** TASK GOAL **
The records below must be written out exactly, with every picture left behind.

** RECORDS FOR PROCESSING **
==*==

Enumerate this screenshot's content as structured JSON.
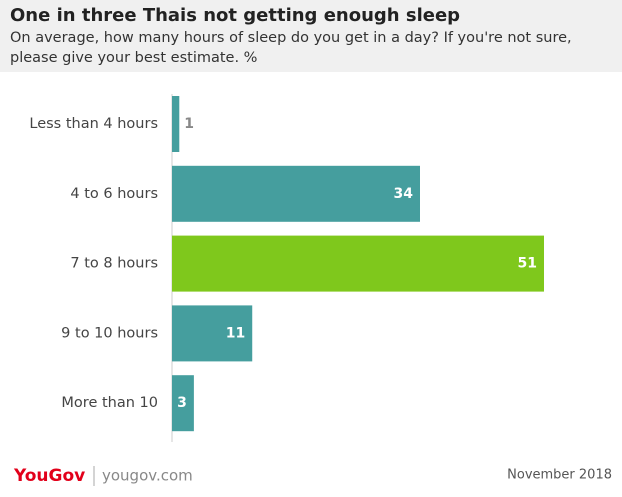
{
  "chart_data": {
    "type": "bar",
    "orientation": "horizontal",
    "title": "One in three Thais not getting enough sleep",
    "subtitle": "On average, how many hours of sleep do you get in a day? If you're not sure, please give your best estimate. %",
    "categories": [
      "Less than 4 hours",
      "4 to 6 hours",
      "7 to 8 hours",
      "9 to 10 hours",
      "More than 10"
    ],
    "values": [
      1,
      34,
      51,
      11,
      3
    ],
    "colors": [
      "#459e9e",
      "#459e9e",
      "#7fc81c",
      "#459e9e",
      "#459e9e"
    ],
    "footer": {
      "brand": "YouGov",
      "site": "yougov.com",
      "date": "November 2018"
    }
  }
}
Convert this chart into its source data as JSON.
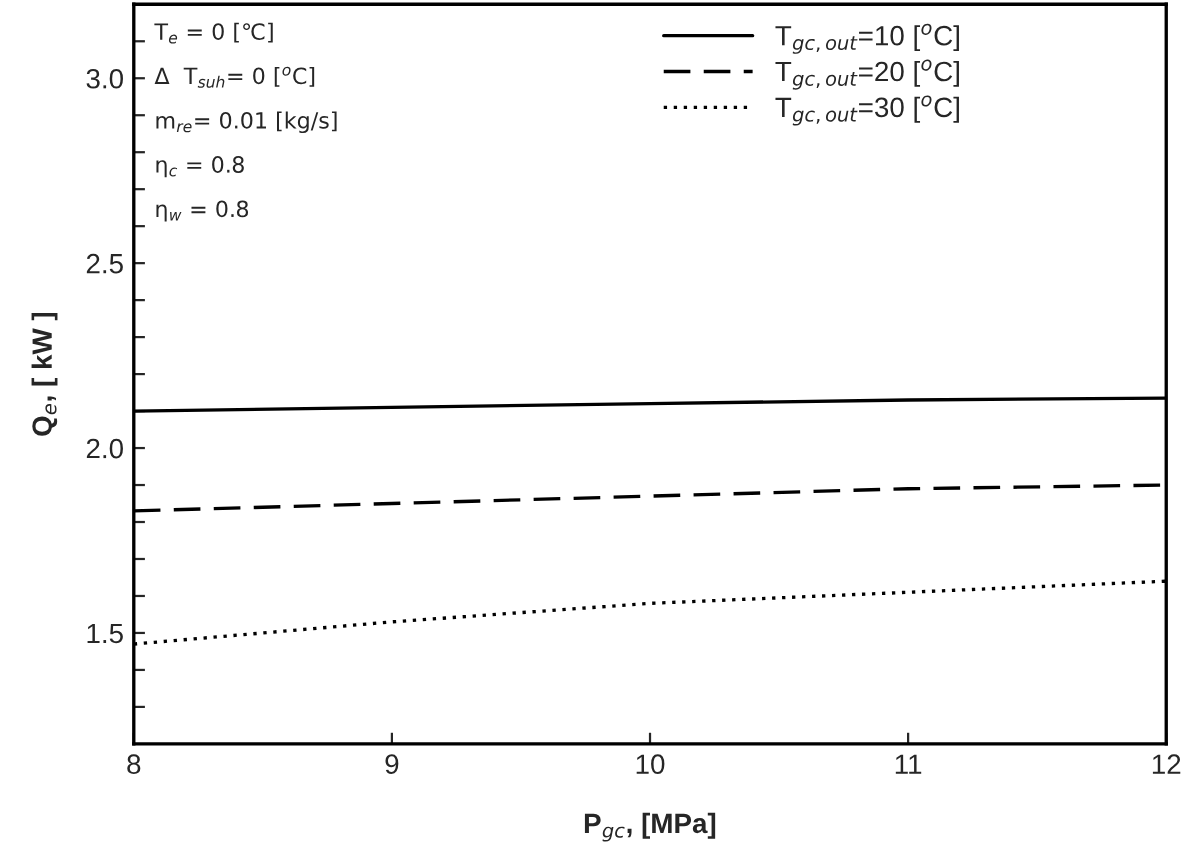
{
  "chart_data": {
    "type": "line",
    "xlabel": "P$_{gc}$, [MPa]",
    "ylabel": "Q$_{e}$, [ kW ]",
    "x": [
      8,
      9,
      10,
      11,
      12
    ],
    "series": [
      {
        "name": "T$_{gc,out}$=10 [$^{o}$C]",
        "color": "#000000",
        "line_style": "solid",
        "values": [
          2.1,
          2.11,
          2.12,
          2.13,
          2.135
        ]
      },
      {
        "name": "T$_{gc,out}$=20 [$^{o}$C]",
        "color": "#000000",
        "line_style": "dashed",
        "values": [
          1.83,
          1.85,
          1.87,
          1.89,
          1.9
        ]
      },
      {
        "name": "T$_{gc,out}$=30 [$^{o}$C]",
        "color": "#000000",
        "line_style": "dotted",
        "values": [
          1.47,
          1.53,
          1.58,
          1.61,
          1.64
        ]
      }
    ],
    "xlim": [
      8,
      12
    ],
    "xticks": [
      8,
      9,
      10,
      11,
      12
    ],
    "ylim": [
      1.2,
      3.2
    ],
    "yticks": [
      {
        "value": 1.3,
        "label": null
      },
      {
        "value": 1.4,
        "label": null
      },
      {
        "value": 1.5,
        "label": "1.5"
      },
      {
        "value": 1.6,
        "label": null
      },
      {
        "value": 1.7,
        "label": null
      },
      {
        "value": 1.8,
        "label": null
      },
      {
        "value": 1.9,
        "label": null
      },
      {
        "value": 2.0,
        "label": "2.0"
      },
      {
        "value": 2.1,
        "label": null
      },
      {
        "value": 2.2,
        "label": null
      },
      {
        "value": 2.3,
        "label": null
      },
      {
        "value": 2.4,
        "label": null
      },
      {
        "value": 2.5,
        "label": "2.5"
      },
      {
        "value": 2.6,
        "label": null
      },
      {
        "value": 2.7,
        "label": null
      },
      {
        "value": 2.8,
        "label": null
      },
      {
        "value": 2.9,
        "label": null
      },
      {
        "value": 3.0,
        "label": "3.0"
      },
      {
        "value": 3.1,
        "label": null
      }
    ],
    "annotations": [
      "T$_{e}$ = 0 [℃]",
      "Δ  T$_{suh}$= 0 [$^{o}$C]",
      "m$_{re}$= 0.01 [kg/s]",
      "η$_{c}$ = 0.8",
      "η$_{w}$ = 0.8"
    ],
    "legend": "top right",
    "grid": false
  }
}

==*==

** WRITTEN RESPONSE **
Enumerate this screenshot's content as structured JSON.
{
  "chart_data": {
    "type": "bar",
    "orientation": "horizontal",
    "title": "One in three Thais not getting enough sleep",
    "subtitle": "On average, how many hours of sleep do you get in a day? If you're not sure, please give your best estimate. %",
    "categories": [
      "Less than 4 hours",
      "4 to 6 hours",
      "7 to 8 hours",
      "9 to 10 hours",
      "More than 10"
    ],
    "values": [
      1,
      34,
      51,
      11,
      3
    ],
    "colors": [
      "#459e9e",
      "#459e9e",
      "#7fc81c",
      "#459e9e",
      "#459e9e"
    ],
    "footer": {
      "brand": "YouGov",
      "site": "yougov.com",
      "date": "November 2018"
    }
  }
}
Convert this chart into its source data as JSON.
{
  "chart_data": {
    "type": "line",
    "xlabel": "P$_{gc}$, [MPa]",
    "ylabel": "Q$_{e}$, [ kW ]",
    "x": [
      8,
      9,
      10,
      11,
      12
    ],
    "series": [
      {
        "name": "T$_{gc,out}$=10 [$^{o}$C]",
        "color": "#000000",
        "line_style": "solid",
        "values": [
          2.1,
          2.11,
          2.12,
          2.13,
          2.135
        ]
      },
      {
        "name": "T$_{gc,out}$=20 [$^{o}$C]",
        "color": "#000000",
        "line_style": "dashed",
        "values": [
          1.83,
          1.85,
          1.87,
          1.89,
          1.9
        ]
      },
      {
        "name": "T$_{gc,out}$=30 [$^{o}$C]",
        "color": "#000000",
        "line_style": "dotted",
        "values": [
          1.47,
          1.53,
          1.58,
          1.61,
          1.64
        ]
      }
    ],
    "xlim": [
      8,
      12
    ],
    "xticks": [
      8,
      9,
      10,
      11,
      12
    ],
    "ylim": [
      1.2,
      3.2
    ],
    "yticks": [
      {
        "value": 1.3,
        "label": null
      },
      {
        "value": 1.4,
        "label": null
      },
      {
        "value": 1.5,
        "label": "1.5"
      },
      {
        "value": 1.6,
        "label": null
      },
      {
        "value": 1.7,
        "label": null
      },
      {
        "value": 1.8,
        "label": null
      },
      {
        "value": 1.9,
        "label": null
      },
      {
        "value": 2.0,
        "label": "2.0"
      },
      {
        "value": 2.1,
        "label": null
      },
      {
        "value": 2.2,
        "label": null
      },
      {
        "value": 2.3,
        "label": null
      },
      {
        "value": 2.4,
        "label": null
      },
      {
        "value": 2.5,
        "label": "2.5"
      },
      {
        "value": 2.6,
        "label": null
      },
      {
        "value": 2.7,
        "label": null
      },
      {
        "value": 2.8,
        "label": null
      },
      {
        "value": 2.9,
        "label": null
      },
      {
        "value": 3.0,
        "label": "3.0"
      },
      {
        "value": 3.1,
        "label": null
      }
    ],
    "annotations": [
      "T$_{e}$ = 0 [℃]",
      "Δ  T$_{suh}$= 0 [$^{o}$C]",
      "m$_{re}$= 0.01 [kg/s]",
      "η$_{c}$ = 0.8",
      "η$_{w}$ = 0.8"
    ],
    "legend": "top right",
    "grid": false
  }
}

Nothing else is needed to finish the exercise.